_What is being asked_
Images excluded, repeat each entry below exactly.

_Provided data_
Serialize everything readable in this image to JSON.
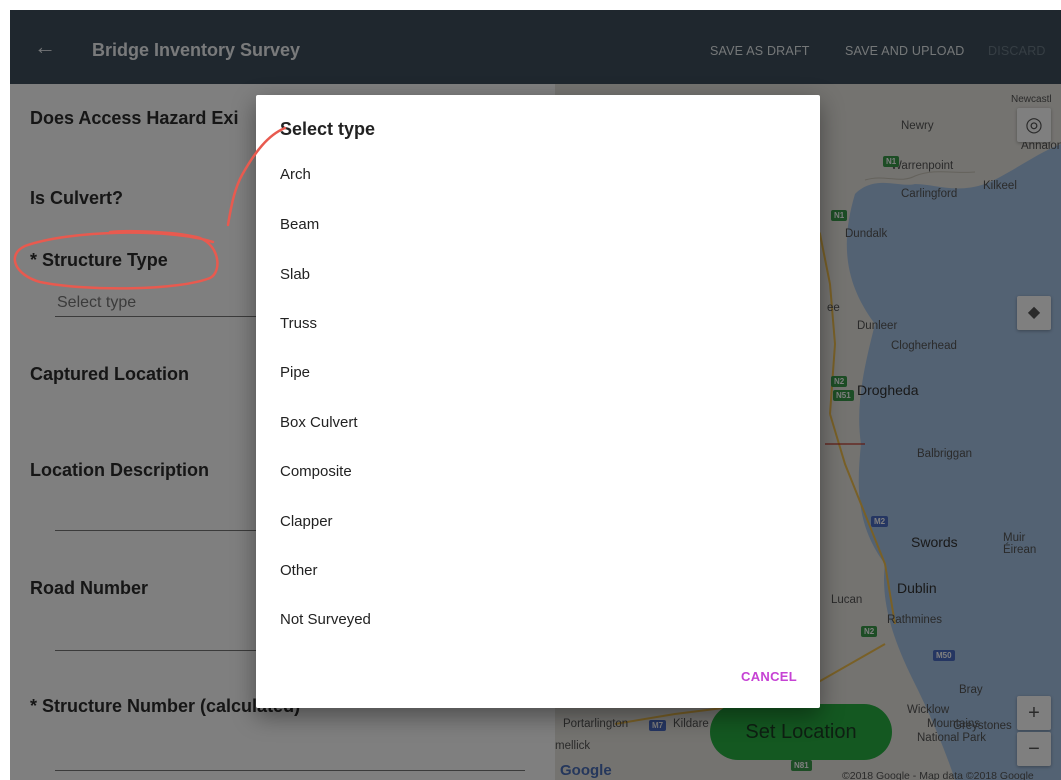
{
  "toolbar": {
    "back_icon": "arrow-left-icon",
    "title": "Bridge Inventory Survey",
    "save_draft": "SAVE AS DRAFT",
    "save_upload": "SAVE AND UPLOAD",
    "discard": "DISCARD"
  },
  "form": {
    "access_hazard": "Does Access Hazard Exi",
    "is_culvert": "Is Culvert?",
    "structure_type": "* Structure Type",
    "structure_type_placeholder": "Select type",
    "captured_location": "Captured Location",
    "location_description": "Location Description",
    "road_number": "Road Number",
    "structure_number": "* Structure Number (calculated)"
  },
  "map": {
    "towns": [
      "Newcastl",
      "Newry",
      "Annalong",
      "Warrenpoint",
      "Kilkeel",
      "Carlingford",
      "Dundalk",
      "Dunleer",
      "Clogherhead",
      "Drogheda",
      "Balbriggan",
      "Swords",
      "Muir Éirean",
      "Dublin",
      "Lucan",
      "Rathmines",
      "Bray",
      "Wicklow",
      "Mountains",
      "National Park",
      "Greystones",
      "Portarlington",
      "Kildare",
      "mellick",
      "ee"
    ],
    "shields": [
      "N1",
      "N1",
      "N2",
      "N51",
      "M2",
      "N2",
      "M50",
      "M7",
      "N81"
    ],
    "set_location": "Set Location",
    "google": "Google",
    "copyright": "©2018 Google - Map data ©2018 Google",
    "zoom_in": "+",
    "zoom_out": "−",
    "locate_icon": "my-location-icon",
    "layers_icon": "layers-icon"
  },
  "dialog": {
    "title": "Select type",
    "options": [
      "Arch",
      "Beam",
      "Slab",
      "Truss",
      "Pipe",
      "Box Culvert",
      "Composite",
      "Clapper",
      "Other",
      "Not Surveyed"
    ],
    "cancel": "CANCEL"
  },
  "colors": {
    "toolbar": "#3f4f5c",
    "cancel_accent": "#c642d4",
    "set_location_button": "#28b042",
    "annotation": "#e85a4f",
    "sea": "#a6c4e6"
  }
}
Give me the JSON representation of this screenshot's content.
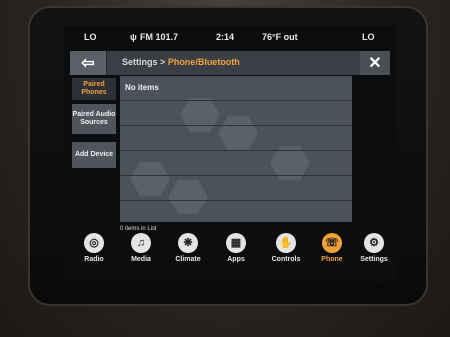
{
  "status": {
    "left_temp": "LO",
    "radio": "FM 101.7",
    "time": "2:14",
    "outside": "76°F out",
    "right_temp": "LO"
  },
  "header": {
    "back_icon": "back-arrow-icon",
    "breadcrumb_root": "Settings",
    "breadcrumb_sep": ">",
    "breadcrumb_current": "Phone/Bluetooth",
    "close_icon": "close-icon",
    "close_glyph": "✕",
    "back_glyph": "⇦",
    "accent": "#f0a23a"
  },
  "tabs": [
    {
      "label": "Paired Phones",
      "active": true
    },
    {
      "label": "Paired Audio Sources",
      "active": false
    },
    {
      "label": "Add Device",
      "active": false
    }
  ],
  "list": {
    "items": [
      "No items"
    ],
    "count_text": "0 items in List"
  },
  "nav": [
    {
      "label": "Radio",
      "icon": "radio-icon",
      "glyph": "◎",
      "active": false
    },
    {
      "label": "Media",
      "icon": "music-note-icon",
      "glyph": "♫",
      "active": false
    },
    {
      "label": "Climate",
      "icon": "climate-icon",
      "glyph": "❋",
      "active": false
    },
    {
      "label": "Apps",
      "icon": "apps-icon",
      "glyph": "▦",
      "active": false
    },
    {
      "label": "Controls",
      "icon": "controls-icon",
      "glyph": "✋",
      "active": false
    },
    {
      "label": "Phone",
      "icon": "phone-icon",
      "glyph": "☏",
      "active": true
    },
    {
      "label": "Settings",
      "icon": "gear-icon",
      "glyph": "⚙",
      "active": false
    }
  ]
}
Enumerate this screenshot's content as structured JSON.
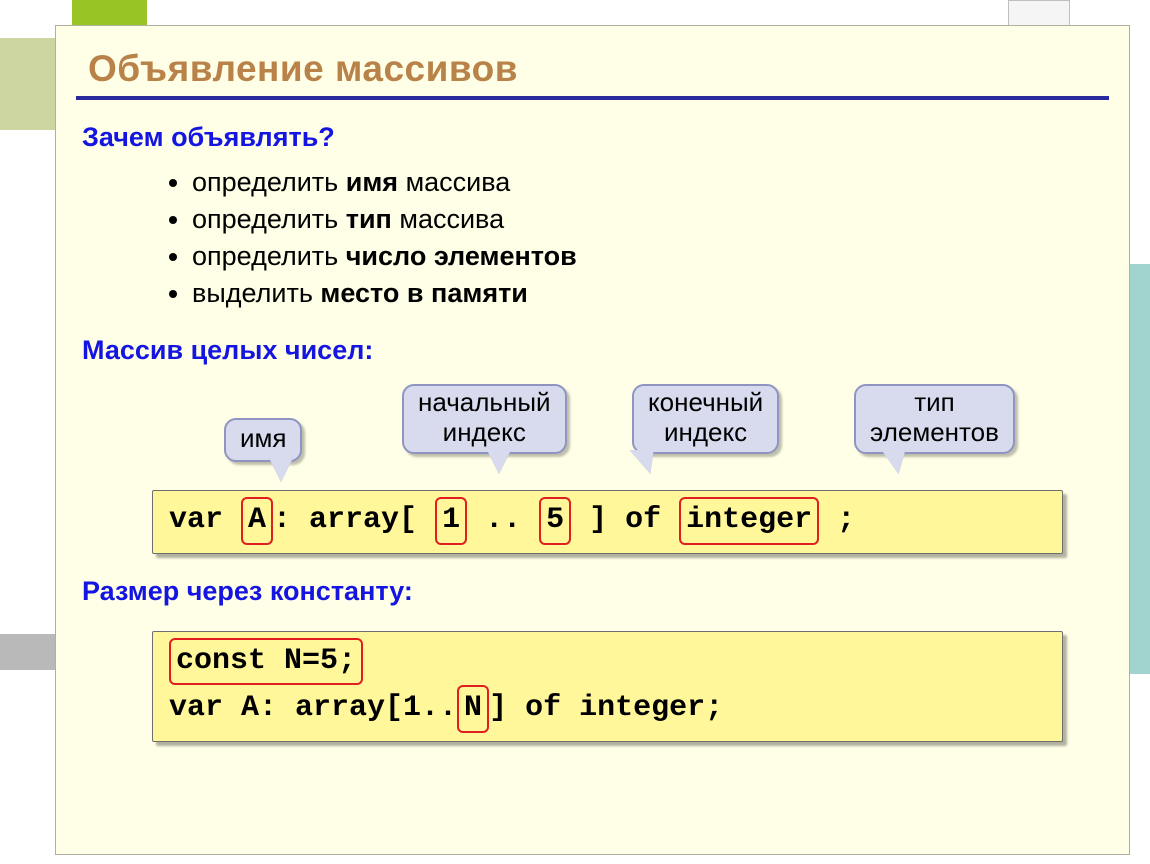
{
  "title": "Объявление массивов",
  "sections": {
    "why": {
      "heading": "Зачем объявлять?",
      "b1_pre": "определить ",
      "b1_bold": "имя",
      "b1_post": " массива",
      "b2_pre": "определить ",
      "b2_bold": "тип",
      "b2_post": " массива",
      "b3_pre": "определить ",
      "b3_bold": "число элементов",
      "b3_post": "",
      "b4_pre": "выделить ",
      "b4_bold": "место в памяти",
      "b4_post": ""
    },
    "int_array": {
      "heading": "Массив целых чисел:",
      "callouts": {
        "name": "имя",
        "start_index_l1": "начальный",
        "start_index_l2": "индекс",
        "end_index_l1": "конечный",
        "end_index_l2": "индекс",
        "elem_type_l1": "тип",
        "elem_type_l2": "элементов"
      },
      "code": {
        "p1": "var ",
        "hl1": "A",
        "p2": ": array[ ",
        "hl2": "1",
        "p3": " .. ",
        "hl3": "5",
        "p4": " ] of ",
        "hl4": "integer",
        "p5": " ;"
      }
    },
    "const_size": {
      "heading": "Размер через константу:",
      "code": {
        "line1_hl": "const N=5;",
        "line2_p1": "var A: array[1..",
        "line2_hl": " N ",
        "line2_p2": "] of integer;"
      }
    }
  }
}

_The completed task_
Serialize everything readable in this image to JSON.
{
  "toolbar": {
    "back_icon": "arrow-left-icon",
    "title": "Bridge Inventory Survey",
    "save_draft": "SAVE AS DRAFT",
    "save_upload": "SAVE AND UPLOAD",
    "discard": "DISCARD"
  },
  "form": {
    "access_hazard": "Does Access Hazard Exi",
    "is_culvert": "Is Culvert?",
    "structure_type": "* Structure Type",
    "structure_type_placeholder": "Select type",
    "captured_location": "Captured Location",
    "location_description": "Location Description",
    "road_number": "Road Number",
    "structure_number": "* Structure Number (calculated)"
  },
  "map": {
    "towns": [
      "Newcastl",
      "Newry",
      "Annalong",
      "Warrenpoint",
      "Kilkeel",
      "Carlingford",
      "Dundalk",
      "Dunleer",
      "Clogherhead",
      "Drogheda",
      "Balbriggan",
      "Swords",
      "Muir Éirean",
      "Dublin",
      "Lucan",
      "Rathmines",
      "Bray",
      "Wicklow",
      "Mountains",
      "National Park",
      "Greystones",
      "Portarlington",
      "Kildare",
      "mellick",
      "ee"
    ],
    "shields": [
      "N1",
      "N1",
      "N2",
      "N51",
      "M2",
      "N2",
      "M50",
      "M7",
      "N81"
    ],
    "set_location": "Set Location",
    "google": "Google",
    "copyright": "©2018 Google - Map data ©2018 Google",
    "zoom_in": "+",
    "zoom_out": "−",
    "locate_icon": "my-location-icon",
    "layers_icon": "layers-icon"
  },
  "dialog": {
    "title": "Select type",
    "options": [
      "Arch",
      "Beam",
      "Slab",
      "Truss",
      "Pipe",
      "Box Culvert",
      "Composite",
      "Clapper",
      "Other",
      "Not Surveyed"
    ],
    "cancel": "CANCEL"
  },
  "colors": {
    "toolbar": "#3f4f5c",
    "cancel_accent": "#c642d4",
    "set_location_button": "#28b042",
    "annotation": "#e85a4f",
    "sea": "#a6c4e6"
  }
}
Give me the JSON representation of this screenshot's content.
{
  "status": {
    "left_temp": "LO",
    "radio": "FM 101.7",
    "time": "2:14",
    "outside": "76°F out",
    "right_temp": "LO"
  },
  "header": {
    "back_icon": "back-arrow-icon",
    "breadcrumb_root": "Settings",
    "breadcrumb_sep": ">",
    "breadcrumb_current": "Phone/Bluetooth",
    "close_icon": "close-icon",
    "close_glyph": "✕",
    "back_glyph": "⇦",
    "accent": "#f0a23a"
  },
  "tabs": [
    {
      "label": "Paired Phones",
      "active": true
    },
    {
      "label": "Paired Audio Sources",
      "active": false
    },
    {
      "label": "Add Device",
      "active": false
    }
  ],
  "list": {
    "items": [
      "No items"
    ],
    "count_text": "0 items in List"
  },
  "nav": [
    {
      "label": "Radio",
      "icon": "radio-icon",
      "glyph": "◎",
      "active": false
    },
    {
      "label": "Media",
      "icon": "music-note-icon",
      "glyph": "♫",
      "active": false
    },
    {
      "label": "Climate",
      "icon": "climate-icon",
      "glyph": "❋",
      "active": false
    },
    {
      "label": "Apps",
      "icon": "apps-icon",
      "glyph": "▦",
      "active": false
    },
    {
      "label": "Controls",
      "icon": "controls-icon",
      "glyph": "✋",
      "active": false
    },
    {
      "label": "Phone",
      "icon": "phone-icon",
      "glyph": "☏",
      "active": true
    },
    {
      "label": "Settings",
      "icon": "gear-icon",
      "glyph": "⚙",
      "active": false
    }
  ]
}
Enumerate this screenshot's content as structured JSON.
{
  "title": "Объявление массивов",
  "sections": {
    "why": {
      "heading": "Зачем объявлять?",
      "b1_pre": "определить ",
      "b1_bold": "имя",
      "b1_post": " массива",
      "b2_pre": "определить ",
      "b2_bold": "тип",
      "b2_post": " массива",
      "b3_pre": "определить ",
      "b3_bold": "число элементов",
      "b3_post": "",
      "b4_pre": "выделить ",
      "b4_bold": "место в памяти",
      "b4_post": ""
    },
    "int_array": {
      "heading": "Массив целых чисел:",
      "callouts": {
        "name": "имя",
        "start_index_l1": "начальный",
        "start_index_l2": "индекс",
        "end_index_l1": "конечный",
        "end_index_l2": "индекс",
        "elem_type_l1": "тип",
        "elem_type_l2": "элементов"
      },
      "code": {
        "p1": "var ",
        "hl1": "A",
        "p2": ": array[ ",
        "hl2": "1",
        "p3": " .. ",
        "hl3": "5",
        "p4": " ] of ",
        "hl4": "integer",
        "p5": " ;"
      }
    },
    "const_size": {
      "heading": "Размер через константу:",
      "code": {
        "line1_hl": "const N=5;",
        "line2_p1": "var A: array[1..",
        "line2_hl": " N ",
        "line2_p2": "] of integer;"
      }
    }
  }
}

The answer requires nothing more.